* [REQUIREMENT]: Search the material below for the string "Hill" and list each line that holds it.

## BEGIN

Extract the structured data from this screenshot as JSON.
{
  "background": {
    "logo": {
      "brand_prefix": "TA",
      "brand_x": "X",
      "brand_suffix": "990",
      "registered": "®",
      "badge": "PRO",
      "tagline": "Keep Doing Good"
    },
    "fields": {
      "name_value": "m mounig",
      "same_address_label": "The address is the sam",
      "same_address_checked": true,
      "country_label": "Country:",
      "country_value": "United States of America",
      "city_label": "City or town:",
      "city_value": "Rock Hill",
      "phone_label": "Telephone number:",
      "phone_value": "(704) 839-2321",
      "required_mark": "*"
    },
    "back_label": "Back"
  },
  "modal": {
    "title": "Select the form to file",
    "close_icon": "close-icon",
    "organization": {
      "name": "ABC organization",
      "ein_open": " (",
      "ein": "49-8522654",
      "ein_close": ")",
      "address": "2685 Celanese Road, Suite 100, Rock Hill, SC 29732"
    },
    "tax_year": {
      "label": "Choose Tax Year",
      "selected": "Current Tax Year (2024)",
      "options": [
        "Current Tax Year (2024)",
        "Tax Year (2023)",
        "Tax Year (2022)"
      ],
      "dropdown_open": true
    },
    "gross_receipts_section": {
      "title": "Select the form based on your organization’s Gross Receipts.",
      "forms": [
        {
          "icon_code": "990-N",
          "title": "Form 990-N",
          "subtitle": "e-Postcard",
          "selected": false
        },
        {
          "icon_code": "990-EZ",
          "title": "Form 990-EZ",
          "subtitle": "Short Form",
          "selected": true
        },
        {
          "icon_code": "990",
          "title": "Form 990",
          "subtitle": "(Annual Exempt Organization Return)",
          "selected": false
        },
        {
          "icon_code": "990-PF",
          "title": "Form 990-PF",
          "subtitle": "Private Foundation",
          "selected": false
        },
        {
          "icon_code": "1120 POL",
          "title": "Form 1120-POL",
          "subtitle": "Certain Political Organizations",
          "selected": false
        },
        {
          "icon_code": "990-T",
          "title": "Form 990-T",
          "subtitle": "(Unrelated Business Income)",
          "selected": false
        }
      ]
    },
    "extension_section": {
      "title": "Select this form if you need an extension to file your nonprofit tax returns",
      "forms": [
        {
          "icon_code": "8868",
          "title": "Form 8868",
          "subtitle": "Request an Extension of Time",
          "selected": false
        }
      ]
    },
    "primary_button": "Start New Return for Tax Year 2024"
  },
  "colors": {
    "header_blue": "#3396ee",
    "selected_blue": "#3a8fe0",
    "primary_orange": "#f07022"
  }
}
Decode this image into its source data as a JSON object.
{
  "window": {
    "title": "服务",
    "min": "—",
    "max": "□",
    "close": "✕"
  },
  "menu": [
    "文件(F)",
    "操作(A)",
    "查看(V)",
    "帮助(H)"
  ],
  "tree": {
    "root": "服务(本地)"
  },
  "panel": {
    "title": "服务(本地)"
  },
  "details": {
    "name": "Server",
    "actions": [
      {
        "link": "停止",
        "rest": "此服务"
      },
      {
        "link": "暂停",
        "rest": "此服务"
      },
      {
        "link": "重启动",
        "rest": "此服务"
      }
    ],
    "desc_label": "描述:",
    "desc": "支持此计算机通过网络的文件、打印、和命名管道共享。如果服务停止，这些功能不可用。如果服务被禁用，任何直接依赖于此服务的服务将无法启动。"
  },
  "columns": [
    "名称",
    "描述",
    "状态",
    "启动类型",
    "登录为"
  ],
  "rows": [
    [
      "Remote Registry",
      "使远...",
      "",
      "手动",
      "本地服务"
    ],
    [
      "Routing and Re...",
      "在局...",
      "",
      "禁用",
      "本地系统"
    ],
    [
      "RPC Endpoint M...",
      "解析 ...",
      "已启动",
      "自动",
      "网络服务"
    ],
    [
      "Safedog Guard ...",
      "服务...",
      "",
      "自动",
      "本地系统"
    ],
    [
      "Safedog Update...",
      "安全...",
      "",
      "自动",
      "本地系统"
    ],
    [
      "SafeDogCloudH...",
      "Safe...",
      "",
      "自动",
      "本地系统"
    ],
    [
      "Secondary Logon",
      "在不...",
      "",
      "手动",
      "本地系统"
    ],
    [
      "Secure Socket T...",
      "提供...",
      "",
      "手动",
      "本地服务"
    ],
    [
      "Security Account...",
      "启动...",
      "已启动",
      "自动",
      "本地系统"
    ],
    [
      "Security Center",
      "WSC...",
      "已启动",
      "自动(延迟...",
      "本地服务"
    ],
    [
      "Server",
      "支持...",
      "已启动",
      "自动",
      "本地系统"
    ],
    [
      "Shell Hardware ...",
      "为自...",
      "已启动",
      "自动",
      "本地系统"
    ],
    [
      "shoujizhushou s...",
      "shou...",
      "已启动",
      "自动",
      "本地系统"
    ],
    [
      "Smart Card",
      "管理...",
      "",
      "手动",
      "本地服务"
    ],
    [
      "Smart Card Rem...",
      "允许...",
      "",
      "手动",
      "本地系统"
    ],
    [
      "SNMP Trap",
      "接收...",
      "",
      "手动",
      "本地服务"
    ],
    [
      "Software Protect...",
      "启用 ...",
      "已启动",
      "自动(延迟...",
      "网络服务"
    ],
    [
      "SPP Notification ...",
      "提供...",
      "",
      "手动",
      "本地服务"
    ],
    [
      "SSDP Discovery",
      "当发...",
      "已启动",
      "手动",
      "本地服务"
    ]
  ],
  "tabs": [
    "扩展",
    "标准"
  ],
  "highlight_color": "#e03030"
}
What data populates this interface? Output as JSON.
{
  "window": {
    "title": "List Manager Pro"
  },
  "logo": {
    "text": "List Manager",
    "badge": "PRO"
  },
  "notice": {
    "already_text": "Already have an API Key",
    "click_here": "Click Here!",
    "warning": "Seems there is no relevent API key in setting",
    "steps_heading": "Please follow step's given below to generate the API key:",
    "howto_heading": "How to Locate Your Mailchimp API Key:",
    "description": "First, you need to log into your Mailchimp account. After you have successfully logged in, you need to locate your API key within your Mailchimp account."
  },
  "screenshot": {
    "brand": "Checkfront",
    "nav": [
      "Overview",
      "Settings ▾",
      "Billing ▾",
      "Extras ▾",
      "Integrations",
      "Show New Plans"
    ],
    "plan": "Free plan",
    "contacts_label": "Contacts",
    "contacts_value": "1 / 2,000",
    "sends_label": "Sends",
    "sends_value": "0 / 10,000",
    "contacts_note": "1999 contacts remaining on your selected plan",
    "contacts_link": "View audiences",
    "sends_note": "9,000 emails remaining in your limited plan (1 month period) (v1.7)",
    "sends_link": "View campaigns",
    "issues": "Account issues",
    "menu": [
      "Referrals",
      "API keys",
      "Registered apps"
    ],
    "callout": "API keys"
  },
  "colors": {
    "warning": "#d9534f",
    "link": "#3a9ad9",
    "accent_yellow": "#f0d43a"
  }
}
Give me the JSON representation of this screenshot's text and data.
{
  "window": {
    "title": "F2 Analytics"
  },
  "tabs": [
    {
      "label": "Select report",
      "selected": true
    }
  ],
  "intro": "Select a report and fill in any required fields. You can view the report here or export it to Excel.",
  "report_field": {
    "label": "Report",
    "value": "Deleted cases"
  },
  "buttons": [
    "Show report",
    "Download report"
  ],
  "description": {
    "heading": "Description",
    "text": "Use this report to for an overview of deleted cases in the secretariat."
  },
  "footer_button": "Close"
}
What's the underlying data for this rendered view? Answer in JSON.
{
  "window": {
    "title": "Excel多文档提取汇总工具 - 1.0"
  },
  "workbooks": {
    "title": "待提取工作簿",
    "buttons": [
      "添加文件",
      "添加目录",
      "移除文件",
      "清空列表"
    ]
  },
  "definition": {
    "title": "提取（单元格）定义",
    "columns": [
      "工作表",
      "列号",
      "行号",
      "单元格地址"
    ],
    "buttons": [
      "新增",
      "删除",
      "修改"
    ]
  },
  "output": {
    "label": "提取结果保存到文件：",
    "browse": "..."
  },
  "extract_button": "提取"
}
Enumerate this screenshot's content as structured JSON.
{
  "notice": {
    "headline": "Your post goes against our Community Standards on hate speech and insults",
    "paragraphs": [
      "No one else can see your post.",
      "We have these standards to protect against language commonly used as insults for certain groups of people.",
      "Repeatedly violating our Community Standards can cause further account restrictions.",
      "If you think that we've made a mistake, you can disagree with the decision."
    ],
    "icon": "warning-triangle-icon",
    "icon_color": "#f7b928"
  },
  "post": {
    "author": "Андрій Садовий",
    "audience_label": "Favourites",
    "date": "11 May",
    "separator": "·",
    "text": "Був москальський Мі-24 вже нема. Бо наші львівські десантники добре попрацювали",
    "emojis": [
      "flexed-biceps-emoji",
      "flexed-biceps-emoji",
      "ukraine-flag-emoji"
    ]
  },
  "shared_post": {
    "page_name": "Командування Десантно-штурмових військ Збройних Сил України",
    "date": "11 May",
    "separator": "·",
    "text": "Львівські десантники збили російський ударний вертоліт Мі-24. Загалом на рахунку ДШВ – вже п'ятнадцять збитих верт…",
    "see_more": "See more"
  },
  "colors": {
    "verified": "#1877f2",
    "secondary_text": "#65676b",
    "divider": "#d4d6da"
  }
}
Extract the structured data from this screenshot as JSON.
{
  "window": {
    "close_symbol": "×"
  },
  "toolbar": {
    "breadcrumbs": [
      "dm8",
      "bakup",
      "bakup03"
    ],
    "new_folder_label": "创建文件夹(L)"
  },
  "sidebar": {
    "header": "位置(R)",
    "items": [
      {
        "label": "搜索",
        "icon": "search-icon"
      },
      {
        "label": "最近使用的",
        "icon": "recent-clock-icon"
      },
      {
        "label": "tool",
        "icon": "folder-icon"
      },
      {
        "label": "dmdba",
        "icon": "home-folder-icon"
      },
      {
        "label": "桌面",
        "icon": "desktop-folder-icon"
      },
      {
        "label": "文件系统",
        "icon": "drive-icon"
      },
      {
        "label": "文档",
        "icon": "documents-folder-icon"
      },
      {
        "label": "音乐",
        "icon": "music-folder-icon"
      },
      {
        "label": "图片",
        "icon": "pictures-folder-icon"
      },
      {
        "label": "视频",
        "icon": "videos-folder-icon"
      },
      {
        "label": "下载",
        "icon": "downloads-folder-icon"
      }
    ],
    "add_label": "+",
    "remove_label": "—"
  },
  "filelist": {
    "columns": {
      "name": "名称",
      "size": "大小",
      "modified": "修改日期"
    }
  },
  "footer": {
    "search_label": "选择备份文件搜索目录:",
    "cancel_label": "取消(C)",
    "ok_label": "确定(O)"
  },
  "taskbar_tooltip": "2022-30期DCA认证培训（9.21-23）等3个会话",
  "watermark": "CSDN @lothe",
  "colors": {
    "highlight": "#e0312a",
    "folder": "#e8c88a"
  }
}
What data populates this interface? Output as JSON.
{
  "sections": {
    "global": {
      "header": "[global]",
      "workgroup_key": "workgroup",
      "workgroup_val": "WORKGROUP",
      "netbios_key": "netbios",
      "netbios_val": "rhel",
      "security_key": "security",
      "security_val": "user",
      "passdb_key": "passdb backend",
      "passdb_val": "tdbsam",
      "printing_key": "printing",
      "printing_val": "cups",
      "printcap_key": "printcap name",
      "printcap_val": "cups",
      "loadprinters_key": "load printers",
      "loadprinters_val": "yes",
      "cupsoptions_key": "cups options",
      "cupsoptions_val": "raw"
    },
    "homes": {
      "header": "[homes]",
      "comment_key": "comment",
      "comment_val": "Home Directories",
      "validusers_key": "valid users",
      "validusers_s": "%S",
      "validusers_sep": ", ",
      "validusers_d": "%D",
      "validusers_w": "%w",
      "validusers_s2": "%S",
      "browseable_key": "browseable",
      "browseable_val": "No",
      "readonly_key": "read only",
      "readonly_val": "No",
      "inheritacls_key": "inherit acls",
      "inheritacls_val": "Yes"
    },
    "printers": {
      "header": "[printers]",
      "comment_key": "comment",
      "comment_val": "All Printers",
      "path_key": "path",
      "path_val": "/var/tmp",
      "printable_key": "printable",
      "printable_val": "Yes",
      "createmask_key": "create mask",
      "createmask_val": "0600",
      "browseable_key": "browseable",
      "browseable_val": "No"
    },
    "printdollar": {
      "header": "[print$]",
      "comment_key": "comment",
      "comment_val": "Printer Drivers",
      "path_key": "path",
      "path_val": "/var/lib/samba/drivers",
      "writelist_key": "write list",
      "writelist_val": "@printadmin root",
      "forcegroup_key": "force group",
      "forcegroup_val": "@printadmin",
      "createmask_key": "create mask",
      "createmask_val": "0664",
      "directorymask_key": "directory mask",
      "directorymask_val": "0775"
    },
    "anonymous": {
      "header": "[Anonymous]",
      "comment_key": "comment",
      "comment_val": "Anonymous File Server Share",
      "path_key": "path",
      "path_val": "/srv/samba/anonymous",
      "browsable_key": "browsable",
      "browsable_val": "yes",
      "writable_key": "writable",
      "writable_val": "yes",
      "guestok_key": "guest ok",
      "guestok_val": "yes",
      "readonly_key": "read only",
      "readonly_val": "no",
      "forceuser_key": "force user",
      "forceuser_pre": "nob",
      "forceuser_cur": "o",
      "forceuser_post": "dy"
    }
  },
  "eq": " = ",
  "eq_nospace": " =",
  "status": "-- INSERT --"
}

## END

* [PROBLEM SOLUTION]:
      "city_value": "Rock Hill",
      "address": "2685 Celanese Road, Suite 100, Rock Hill, SC 29732"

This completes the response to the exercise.